[START Task data]

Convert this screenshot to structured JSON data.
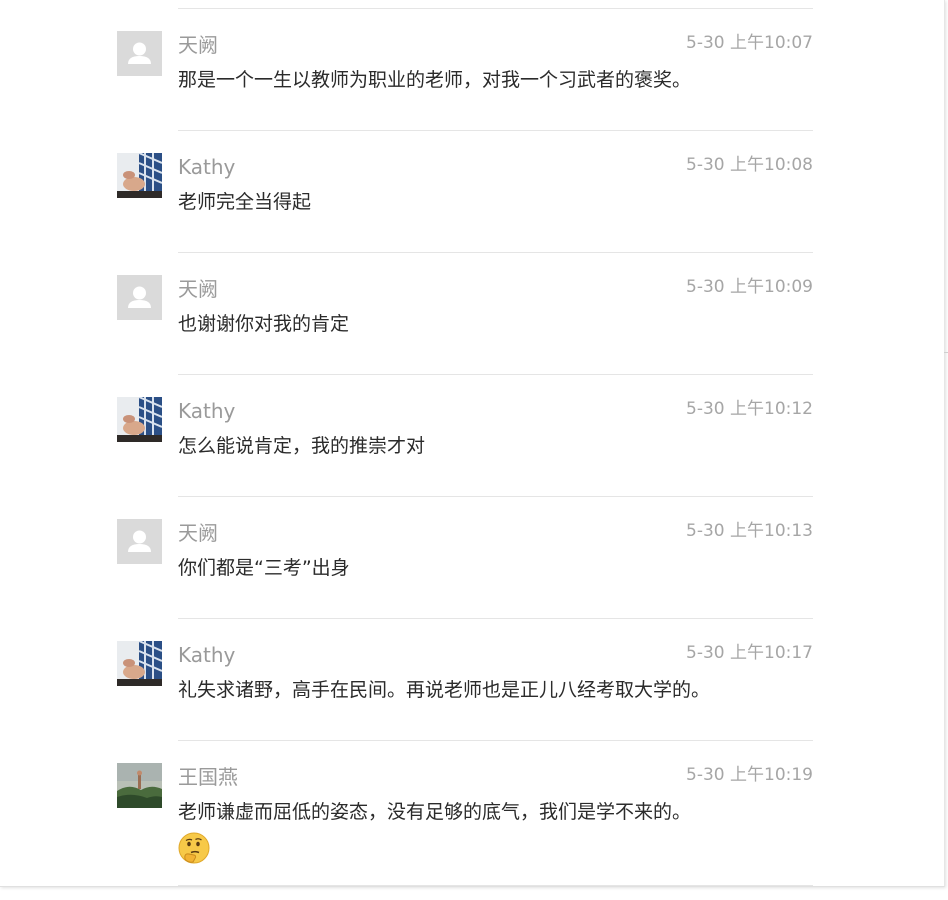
{
  "comments": [
    {
      "nick": "天阙",
      "time": "5-30 上午10:07",
      "text": "那是一个一生以教师为职业的老师，对我一个习武者的褒奖。",
      "avatar": "default-avatar"
    },
    {
      "nick": "Kathy",
      "time": "5-30 上午10:08",
      "text": "老师完全当得起",
      "avatar": "photo-avatar"
    },
    {
      "nick": "天阙",
      "time": "5-30 上午10:09",
      "text": "也谢谢你对我的肯定",
      "avatar": "default-avatar"
    },
    {
      "nick": "Kathy",
      "time": "5-30 上午10:12",
      "text": "怎么能说肯定，我的推崇才对",
      "avatar": "photo-avatar"
    },
    {
      "nick": "天阙",
      "time": "5-30 上午10:13",
      "text": "你们都是“三考”出身",
      "avatar": "default-avatar"
    },
    {
      "nick": "Kathy",
      "time": "5-30 上午10:17",
      "text": "礼失求诸野，高手在民间。再说老师也是正儿八经考取大学的。",
      "avatar": "photo-avatar"
    },
    {
      "nick": "王国燕",
      "time": "5-30 上午10:19",
      "text": "老师谦虚而屈低的姿态，没有足够的底气，我们是学不来的。",
      "avatar": "landscape-avatar",
      "emoji": "thinking-face-emoji"
    }
  ],
  "colors": {
    "nick": "#9a9a9a",
    "time": "#a6a6a6",
    "text": "#2b2b2b",
    "divider": "#e5e5e5"
  }
}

[END Task data]

(Exercise prompt) Extract each line holding the word "text" from the records.

(Answer to the task)
      "text": "那是一个一生以教师为职业的老师，对我一个习武者的褒奖。",
      "text": "老师完全当得起",
      "text": "也谢谢你对我的肯定",
      "text": "怎么能说肯定，我的推崇才对",
      "text": "你们都是“三考”出身",
      "text": "礼失求诸野，高手在民间。再说老师也是正儿八经考取大学的。",
      "text": "老师谦虚而屈低的姿态，没有足够的底气，我们是学不来的。",
    "text": "#2b2b2b",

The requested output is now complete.